* DATA SUPPLIED:
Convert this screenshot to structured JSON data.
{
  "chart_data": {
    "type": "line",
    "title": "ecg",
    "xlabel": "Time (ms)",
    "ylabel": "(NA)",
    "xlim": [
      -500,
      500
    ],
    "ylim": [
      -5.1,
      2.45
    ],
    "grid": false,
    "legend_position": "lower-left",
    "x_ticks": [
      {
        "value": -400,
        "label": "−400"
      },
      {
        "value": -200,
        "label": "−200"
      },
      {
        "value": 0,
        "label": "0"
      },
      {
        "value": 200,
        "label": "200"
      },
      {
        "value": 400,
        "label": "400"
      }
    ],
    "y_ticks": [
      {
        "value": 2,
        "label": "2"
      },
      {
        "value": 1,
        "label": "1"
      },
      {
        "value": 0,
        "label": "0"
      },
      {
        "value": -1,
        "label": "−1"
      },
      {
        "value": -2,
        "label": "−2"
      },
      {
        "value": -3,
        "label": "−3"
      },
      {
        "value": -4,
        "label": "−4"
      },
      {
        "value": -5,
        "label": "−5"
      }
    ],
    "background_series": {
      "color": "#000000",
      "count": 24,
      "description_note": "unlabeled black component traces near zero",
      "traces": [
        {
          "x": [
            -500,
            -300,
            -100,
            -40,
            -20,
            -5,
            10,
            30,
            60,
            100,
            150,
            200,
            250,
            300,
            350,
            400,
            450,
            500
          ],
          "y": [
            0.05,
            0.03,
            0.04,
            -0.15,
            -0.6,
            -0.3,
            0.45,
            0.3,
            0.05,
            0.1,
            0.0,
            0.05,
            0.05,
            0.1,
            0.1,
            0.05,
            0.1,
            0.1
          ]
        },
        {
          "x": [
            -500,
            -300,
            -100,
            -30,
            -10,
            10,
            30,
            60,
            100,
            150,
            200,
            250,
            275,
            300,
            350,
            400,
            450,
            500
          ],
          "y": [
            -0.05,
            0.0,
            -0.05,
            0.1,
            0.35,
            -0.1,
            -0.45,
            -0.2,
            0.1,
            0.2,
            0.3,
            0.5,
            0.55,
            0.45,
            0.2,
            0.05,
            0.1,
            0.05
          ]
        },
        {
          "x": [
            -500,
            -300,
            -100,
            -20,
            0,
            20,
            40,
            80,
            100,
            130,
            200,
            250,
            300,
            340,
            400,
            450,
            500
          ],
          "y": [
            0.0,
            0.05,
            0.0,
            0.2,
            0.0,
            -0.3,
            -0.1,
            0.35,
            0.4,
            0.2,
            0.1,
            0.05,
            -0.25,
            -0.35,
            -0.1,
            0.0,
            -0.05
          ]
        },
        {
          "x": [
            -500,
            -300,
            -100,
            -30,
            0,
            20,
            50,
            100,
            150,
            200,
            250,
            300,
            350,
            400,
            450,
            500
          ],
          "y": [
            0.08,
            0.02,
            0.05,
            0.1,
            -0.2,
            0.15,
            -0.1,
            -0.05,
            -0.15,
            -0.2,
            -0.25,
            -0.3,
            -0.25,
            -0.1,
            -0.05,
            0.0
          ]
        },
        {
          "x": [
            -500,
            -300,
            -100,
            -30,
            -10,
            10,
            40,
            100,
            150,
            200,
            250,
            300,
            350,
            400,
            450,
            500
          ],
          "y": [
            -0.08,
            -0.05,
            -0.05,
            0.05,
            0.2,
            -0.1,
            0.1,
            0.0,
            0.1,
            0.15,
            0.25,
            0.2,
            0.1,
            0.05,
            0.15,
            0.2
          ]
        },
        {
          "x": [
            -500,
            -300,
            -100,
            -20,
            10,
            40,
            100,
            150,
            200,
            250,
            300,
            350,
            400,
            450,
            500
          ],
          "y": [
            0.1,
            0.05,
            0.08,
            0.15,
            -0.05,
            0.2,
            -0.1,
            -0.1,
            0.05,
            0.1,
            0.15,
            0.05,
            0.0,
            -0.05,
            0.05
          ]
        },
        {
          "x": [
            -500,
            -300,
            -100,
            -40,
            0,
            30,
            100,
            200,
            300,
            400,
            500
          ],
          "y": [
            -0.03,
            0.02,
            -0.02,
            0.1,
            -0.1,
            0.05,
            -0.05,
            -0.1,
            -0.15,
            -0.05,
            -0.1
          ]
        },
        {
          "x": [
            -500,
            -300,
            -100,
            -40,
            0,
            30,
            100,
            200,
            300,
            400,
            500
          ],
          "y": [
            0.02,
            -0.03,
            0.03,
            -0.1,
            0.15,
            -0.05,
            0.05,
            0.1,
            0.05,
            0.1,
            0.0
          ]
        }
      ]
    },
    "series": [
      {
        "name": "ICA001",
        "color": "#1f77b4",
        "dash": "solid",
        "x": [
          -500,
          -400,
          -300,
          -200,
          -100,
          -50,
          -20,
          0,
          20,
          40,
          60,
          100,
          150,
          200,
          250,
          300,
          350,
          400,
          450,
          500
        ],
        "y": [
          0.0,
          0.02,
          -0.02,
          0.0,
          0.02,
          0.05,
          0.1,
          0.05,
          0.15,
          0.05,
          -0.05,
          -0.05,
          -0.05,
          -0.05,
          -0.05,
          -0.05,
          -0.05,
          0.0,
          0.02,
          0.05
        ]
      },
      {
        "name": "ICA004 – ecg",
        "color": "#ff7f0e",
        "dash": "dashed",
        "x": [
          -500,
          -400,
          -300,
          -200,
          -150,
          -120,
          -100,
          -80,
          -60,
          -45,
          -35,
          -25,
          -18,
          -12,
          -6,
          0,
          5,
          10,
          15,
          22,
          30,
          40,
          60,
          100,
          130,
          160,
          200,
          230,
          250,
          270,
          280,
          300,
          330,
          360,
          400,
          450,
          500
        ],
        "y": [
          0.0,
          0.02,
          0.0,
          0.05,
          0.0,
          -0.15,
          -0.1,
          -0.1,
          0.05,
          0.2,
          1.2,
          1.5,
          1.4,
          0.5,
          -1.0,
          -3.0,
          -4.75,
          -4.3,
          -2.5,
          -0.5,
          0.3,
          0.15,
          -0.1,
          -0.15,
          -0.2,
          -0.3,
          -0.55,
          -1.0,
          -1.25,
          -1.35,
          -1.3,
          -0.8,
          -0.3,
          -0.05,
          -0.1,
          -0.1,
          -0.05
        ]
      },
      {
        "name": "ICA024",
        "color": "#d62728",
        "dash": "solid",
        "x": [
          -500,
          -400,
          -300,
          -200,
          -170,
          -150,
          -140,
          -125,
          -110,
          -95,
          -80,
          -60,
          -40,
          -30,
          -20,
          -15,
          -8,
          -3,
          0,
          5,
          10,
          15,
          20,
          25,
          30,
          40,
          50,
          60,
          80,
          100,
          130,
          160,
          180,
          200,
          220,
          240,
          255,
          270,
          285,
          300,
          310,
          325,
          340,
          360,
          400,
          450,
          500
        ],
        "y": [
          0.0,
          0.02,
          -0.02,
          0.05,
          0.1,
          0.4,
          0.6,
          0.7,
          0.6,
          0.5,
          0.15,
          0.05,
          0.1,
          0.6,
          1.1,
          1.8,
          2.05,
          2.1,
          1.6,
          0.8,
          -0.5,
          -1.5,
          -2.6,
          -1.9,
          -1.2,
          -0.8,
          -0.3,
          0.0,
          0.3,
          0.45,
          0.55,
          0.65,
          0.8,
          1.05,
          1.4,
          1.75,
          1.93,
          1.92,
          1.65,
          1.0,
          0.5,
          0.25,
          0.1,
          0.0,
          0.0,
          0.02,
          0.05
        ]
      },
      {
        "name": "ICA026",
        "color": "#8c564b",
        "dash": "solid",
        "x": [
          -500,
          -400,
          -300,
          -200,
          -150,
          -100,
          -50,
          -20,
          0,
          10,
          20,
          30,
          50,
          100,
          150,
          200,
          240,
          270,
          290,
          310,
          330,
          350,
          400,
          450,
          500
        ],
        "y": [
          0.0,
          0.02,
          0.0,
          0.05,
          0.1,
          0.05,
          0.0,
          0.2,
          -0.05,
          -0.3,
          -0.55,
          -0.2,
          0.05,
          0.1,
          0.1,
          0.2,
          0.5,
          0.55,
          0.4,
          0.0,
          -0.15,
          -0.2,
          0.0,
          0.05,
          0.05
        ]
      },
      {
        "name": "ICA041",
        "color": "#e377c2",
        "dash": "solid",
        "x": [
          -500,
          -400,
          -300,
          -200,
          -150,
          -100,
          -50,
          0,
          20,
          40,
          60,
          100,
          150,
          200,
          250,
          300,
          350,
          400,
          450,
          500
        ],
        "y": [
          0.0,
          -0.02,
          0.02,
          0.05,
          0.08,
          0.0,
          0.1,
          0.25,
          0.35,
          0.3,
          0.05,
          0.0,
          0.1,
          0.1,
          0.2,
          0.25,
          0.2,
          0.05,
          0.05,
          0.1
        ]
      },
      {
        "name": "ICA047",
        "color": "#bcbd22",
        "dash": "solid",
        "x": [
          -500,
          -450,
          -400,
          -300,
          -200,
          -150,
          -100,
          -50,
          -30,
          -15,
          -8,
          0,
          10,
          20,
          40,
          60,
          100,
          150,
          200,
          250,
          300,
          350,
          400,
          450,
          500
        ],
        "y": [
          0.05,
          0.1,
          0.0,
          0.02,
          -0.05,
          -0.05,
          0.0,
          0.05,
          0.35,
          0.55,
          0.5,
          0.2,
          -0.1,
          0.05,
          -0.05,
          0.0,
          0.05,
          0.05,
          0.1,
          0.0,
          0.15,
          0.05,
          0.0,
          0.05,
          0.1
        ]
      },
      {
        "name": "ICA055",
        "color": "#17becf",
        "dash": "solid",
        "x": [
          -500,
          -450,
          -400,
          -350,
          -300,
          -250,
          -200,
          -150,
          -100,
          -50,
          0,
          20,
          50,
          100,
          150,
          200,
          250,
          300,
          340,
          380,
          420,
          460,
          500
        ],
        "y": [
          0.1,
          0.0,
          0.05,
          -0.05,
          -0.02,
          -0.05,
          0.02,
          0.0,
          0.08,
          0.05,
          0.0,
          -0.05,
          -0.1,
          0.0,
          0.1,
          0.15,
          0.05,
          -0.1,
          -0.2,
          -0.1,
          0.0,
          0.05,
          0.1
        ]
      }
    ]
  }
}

* TASK TO COMPLETE: From the listing above, collect each line in which the string "name" appears.

* RESPONSE FOR THIS EXERCISE:
        "name": "ICA001",
        "name": "ICA004 – ecg",
        "name": "ICA024",
        "name": "ICA026",
        "name": "ICA041",
        "name": "ICA047",
        "name": "ICA055",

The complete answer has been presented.